_What you need to do_
Quote all entries exactly, leaving pictures aside.

_Given information_
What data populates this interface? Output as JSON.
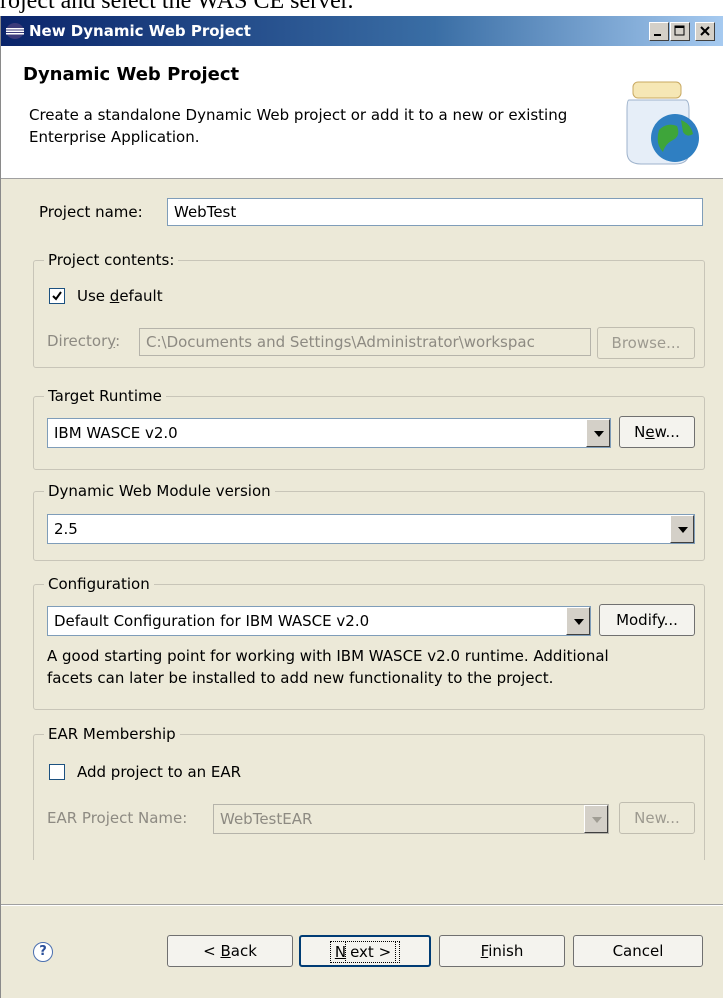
{
  "doc_caption": "roject and select the WAS CE server.",
  "window": {
    "title": "New Dynamic Web Project"
  },
  "header": {
    "title": "Dynamic Web Project",
    "description": "Create a standalone Dynamic Web project or add it to a new or existing Enterprise Application."
  },
  "project_name": {
    "label": "Project name:",
    "value": "WebTest"
  },
  "project_contents": {
    "label": "Project contents:",
    "use_default": {
      "pre": "Use ",
      "accel": "d",
      "post": "efault",
      "checked": true
    },
    "directory": {
      "pre": "Director",
      "accel": "y",
      "post": ":",
      "value": "C:\\Documents and Settings\\Administrator\\workspac"
    },
    "browse_label": "Browse..."
  },
  "target_runtime": {
    "label": "Target Runtime",
    "selected": "IBM WASCE v2.0",
    "new_button": {
      "pre": "N",
      "accel": "e",
      "post": "w..."
    }
  },
  "web_module": {
    "label": "Dynamic Web Module version",
    "selected": "2.5"
  },
  "configuration": {
    "label": "Configuration",
    "selected": "Default Configuration for IBM WASCE v2.0",
    "modify_label": "Modify...",
    "description_line1": "A good starting point for working with IBM WASCE v2.0 runtime. Additional",
    "description_line2": "facets can later be installed to add new functionality to the project."
  },
  "ear_membership": {
    "label": "EAR Membership",
    "add_to_ear_label": "Add project to an EAR",
    "add_to_ear_checked": false,
    "ear_project_name_label": "EAR Project Name:",
    "ear_project_name_value": "WebTestEAR",
    "new_label": "New..."
  },
  "footer": {
    "help_glyph": "?",
    "back": {
      "pre": "< ",
      "accel": "B",
      "post": "ack"
    },
    "next": {
      "pre": "",
      "accel": "N",
      "post": "ext >"
    },
    "finish": {
      "pre": "",
      "accel": "F",
      "post": "inish"
    },
    "cancel": "Cancel"
  },
  "icons": [
    "eclipse-logo-icon",
    "minimize-icon",
    "maximize-icon",
    "close-icon",
    "web-project-jar-icon",
    "help-icon",
    "dropdown-arrow-icon",
    "checkmark-icon"
  ]
}
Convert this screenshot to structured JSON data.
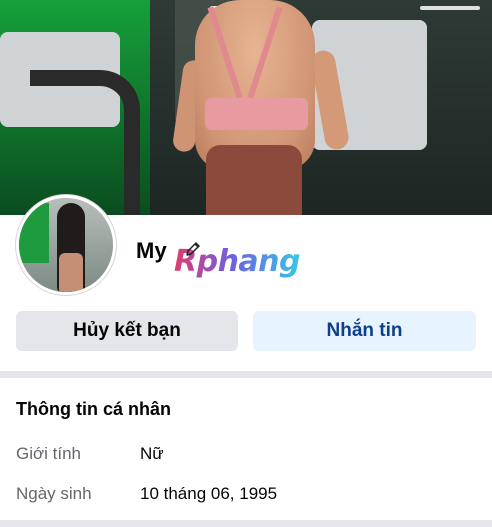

_Response_
What data populates this interface? Output as JSON.
{
  "doc_caption": "roject and select the WAS CE server.",
  "window": {
    "title": "New Dynamic Web Project"
  },
  "header": {
    "title": "Dynamic Web Project",
    "description": "Create a standalone Dynamic Web project or add it to a new or existing Enterprise Application."
  },
  "project_name": {
    "label": "Project name:",
    "value": "WebTest"
  },
  "project_contents": {
    "label": "Project contents:",
    "use_default": {
      "pre": "Use ",
      "accel": "d",
      "post": "efault",
      "checked": true
    },
    "directory": {
      "pre": "Director",
      "accel": "y",
      "post": ":",
      "value": "C:\\Documents and Settings\\Administrator\\workspac"
    },
    "browse_label": "Browse..."
  },
  "target_runtime": {
    "label": "Target Runtime",
    "selected": "IBM WASCE v2.0",
    "new_button": {
      "pre": "N",
      "accel": "e",
      "post": "w..."
    }
  },
  "web_module": {
    "label": "Dynamic Web Module version",
    "selected": "2.5"
  },
  "configuration": {
    "label": "Configuration",
    "selected": "Default Configuration for IBM WASCE v2.0",
    "modify_label": "Modify...",
    "description_line1": "A good starting point for working with IBM WASCE v2.0 runtime. Additional",
    "description_line2": "facets can later be installed to add new functionality to the project."
  },
  "ear_membership": {
    "label": "EAR Membership",
    "add_to_ear_label": "Add project to an EAR",
    "add_to_ear_checked": false,
    "ear_project_name_label": "EAR Project Name:",
    "ear_project_name_value": "WebTestEAR",
    "new_label": "New..."
  },
  "footer": {
    "help_glyph": "?",
    "back": {
      "pre": "< ",
      "accel": "B",
      "post": "ack"
    },
    "next": {
      "pre": "",
      "accel": "N",
      "post": "ext >"
    },
    "finish": {
      "pre": "",
      "accel": "F",
      "post": "inish"
    },
    "cancel": "Cancel"
  },
  "icons": [
    "eclipse-logo-icon",
    "minimize-icon",
    "maximize-icon",
    "close-icon",
    "web-project-jar-icon",
    "help-icon",
    "dropdown-arrow-icon",
    "checkmark-icon"
  ]
}
Convert this screenshot to structured JSON data.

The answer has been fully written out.